■ **PROBLEM TO WORK ON**
Check every line below for the string "учета", and copy the lines that contain it.

(Collected data entries)
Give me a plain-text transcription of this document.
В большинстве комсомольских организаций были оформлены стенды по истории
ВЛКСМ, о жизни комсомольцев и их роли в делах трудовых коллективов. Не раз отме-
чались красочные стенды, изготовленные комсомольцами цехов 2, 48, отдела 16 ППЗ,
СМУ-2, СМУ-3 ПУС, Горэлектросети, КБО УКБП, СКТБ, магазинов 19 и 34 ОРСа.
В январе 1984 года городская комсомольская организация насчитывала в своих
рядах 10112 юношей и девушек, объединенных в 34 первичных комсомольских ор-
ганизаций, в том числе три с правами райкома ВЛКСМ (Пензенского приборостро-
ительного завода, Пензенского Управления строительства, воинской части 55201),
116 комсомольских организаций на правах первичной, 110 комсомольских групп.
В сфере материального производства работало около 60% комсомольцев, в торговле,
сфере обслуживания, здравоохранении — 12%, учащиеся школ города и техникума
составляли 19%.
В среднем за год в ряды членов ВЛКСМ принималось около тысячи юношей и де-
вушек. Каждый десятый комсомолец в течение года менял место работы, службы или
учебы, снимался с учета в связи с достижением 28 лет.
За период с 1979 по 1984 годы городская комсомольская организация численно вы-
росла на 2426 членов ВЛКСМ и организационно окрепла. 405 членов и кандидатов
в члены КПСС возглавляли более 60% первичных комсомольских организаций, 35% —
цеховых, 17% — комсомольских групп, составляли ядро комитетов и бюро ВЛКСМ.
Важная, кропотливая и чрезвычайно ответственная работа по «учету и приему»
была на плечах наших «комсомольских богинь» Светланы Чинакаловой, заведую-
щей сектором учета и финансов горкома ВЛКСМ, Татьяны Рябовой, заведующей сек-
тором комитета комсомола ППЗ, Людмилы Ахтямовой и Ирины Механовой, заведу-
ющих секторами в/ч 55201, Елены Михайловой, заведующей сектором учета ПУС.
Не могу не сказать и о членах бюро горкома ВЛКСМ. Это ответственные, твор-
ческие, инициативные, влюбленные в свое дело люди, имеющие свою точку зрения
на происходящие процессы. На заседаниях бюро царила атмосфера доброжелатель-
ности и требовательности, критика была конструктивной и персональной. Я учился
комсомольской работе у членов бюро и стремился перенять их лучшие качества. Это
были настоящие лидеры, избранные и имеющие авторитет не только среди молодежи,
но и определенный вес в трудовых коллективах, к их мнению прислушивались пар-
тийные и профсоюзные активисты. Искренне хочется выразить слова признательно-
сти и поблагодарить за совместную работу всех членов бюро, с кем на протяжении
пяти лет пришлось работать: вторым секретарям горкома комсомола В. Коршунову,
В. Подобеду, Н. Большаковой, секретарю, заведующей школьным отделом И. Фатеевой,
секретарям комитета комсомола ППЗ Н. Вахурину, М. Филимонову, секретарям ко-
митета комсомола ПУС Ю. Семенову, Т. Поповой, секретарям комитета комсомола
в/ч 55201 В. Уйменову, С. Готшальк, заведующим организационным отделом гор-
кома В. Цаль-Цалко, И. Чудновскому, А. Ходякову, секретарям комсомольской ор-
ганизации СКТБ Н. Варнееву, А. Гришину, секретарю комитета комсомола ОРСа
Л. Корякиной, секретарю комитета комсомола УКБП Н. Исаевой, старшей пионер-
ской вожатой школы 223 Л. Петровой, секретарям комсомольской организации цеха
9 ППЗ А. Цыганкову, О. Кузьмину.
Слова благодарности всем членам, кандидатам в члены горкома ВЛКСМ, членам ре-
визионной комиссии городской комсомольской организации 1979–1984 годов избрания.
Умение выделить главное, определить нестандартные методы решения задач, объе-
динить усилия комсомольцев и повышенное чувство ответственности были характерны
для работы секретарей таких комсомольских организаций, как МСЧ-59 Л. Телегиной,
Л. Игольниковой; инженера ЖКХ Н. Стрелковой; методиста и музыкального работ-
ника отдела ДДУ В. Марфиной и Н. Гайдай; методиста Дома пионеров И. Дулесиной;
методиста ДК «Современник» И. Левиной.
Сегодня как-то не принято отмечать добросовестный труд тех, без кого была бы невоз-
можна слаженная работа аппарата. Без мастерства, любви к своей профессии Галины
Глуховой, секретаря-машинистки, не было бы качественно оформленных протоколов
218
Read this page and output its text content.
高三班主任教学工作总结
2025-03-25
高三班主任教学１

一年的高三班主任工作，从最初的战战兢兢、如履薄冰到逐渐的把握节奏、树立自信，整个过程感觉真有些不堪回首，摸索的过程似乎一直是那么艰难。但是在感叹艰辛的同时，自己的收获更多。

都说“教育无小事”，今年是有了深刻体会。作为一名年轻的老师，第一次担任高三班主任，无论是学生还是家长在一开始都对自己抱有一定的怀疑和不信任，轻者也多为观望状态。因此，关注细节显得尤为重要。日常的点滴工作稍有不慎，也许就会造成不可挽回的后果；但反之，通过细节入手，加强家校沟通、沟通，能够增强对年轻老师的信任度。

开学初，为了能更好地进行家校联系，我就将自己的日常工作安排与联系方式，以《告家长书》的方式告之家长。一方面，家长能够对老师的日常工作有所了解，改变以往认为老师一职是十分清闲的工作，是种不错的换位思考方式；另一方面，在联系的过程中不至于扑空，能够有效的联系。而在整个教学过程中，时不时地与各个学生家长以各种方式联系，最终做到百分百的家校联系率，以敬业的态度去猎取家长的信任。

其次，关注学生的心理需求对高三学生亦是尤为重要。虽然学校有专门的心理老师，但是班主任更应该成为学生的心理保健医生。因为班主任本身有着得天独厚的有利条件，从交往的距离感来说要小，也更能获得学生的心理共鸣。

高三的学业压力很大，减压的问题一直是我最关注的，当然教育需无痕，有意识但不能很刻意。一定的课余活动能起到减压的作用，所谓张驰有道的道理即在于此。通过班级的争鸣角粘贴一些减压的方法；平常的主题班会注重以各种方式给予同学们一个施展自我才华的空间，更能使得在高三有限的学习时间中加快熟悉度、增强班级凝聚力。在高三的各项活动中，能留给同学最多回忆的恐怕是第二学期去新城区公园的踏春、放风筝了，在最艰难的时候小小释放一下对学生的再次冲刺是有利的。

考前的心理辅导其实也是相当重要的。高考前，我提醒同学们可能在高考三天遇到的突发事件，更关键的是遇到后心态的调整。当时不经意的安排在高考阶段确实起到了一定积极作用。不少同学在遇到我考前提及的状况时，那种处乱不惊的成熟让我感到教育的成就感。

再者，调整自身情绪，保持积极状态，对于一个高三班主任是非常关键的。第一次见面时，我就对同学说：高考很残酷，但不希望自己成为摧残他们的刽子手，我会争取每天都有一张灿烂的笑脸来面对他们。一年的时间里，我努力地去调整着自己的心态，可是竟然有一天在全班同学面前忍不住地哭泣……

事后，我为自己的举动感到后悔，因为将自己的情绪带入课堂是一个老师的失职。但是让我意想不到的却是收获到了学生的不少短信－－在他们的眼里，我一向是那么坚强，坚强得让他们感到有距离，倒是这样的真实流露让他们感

■ **EXERCISE SOLUTION**
учебы, снимался с учета в связи с достижением 28 лет.
щей сектором учета и финансов горкома ВЛКСМ, Татьяны Рябовой, заведующей сек-
ющих секторами в/ч 55201, Елены Михайловой, заведующей сектором учета ПУС.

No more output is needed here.